• _WHAT YOU SHOULD DO_
Look through the material and tally each line bearing the word "icon". Give only the total.

## Begin

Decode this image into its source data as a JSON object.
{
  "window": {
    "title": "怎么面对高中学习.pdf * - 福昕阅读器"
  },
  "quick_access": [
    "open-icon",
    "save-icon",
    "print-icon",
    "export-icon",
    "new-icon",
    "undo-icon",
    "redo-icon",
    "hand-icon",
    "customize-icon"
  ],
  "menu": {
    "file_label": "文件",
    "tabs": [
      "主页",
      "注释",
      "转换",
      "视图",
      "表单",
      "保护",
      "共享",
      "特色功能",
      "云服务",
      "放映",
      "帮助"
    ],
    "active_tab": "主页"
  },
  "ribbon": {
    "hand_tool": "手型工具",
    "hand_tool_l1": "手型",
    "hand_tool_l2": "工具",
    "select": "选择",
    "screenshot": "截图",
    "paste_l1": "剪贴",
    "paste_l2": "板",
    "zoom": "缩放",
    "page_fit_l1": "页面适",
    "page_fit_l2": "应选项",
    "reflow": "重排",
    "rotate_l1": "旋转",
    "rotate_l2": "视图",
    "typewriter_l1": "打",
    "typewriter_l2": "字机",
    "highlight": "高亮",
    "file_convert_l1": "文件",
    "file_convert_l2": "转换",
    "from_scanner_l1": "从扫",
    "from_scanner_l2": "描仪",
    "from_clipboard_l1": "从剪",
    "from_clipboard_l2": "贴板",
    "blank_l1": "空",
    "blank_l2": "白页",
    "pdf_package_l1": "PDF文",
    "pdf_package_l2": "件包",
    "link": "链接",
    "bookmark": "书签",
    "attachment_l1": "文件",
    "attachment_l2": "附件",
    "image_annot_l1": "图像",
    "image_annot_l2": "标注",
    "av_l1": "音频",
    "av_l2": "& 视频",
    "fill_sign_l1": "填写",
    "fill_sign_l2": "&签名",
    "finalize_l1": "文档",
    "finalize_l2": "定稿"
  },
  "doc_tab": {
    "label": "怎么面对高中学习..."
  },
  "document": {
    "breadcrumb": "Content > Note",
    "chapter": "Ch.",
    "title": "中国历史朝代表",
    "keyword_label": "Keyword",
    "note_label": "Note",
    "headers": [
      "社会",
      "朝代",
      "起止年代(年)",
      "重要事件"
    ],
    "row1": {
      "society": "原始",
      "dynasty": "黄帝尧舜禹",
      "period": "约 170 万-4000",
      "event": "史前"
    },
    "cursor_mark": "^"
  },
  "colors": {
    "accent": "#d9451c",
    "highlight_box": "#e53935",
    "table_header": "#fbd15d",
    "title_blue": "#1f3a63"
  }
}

## End

• _OUTPUT OF THE TASK_
9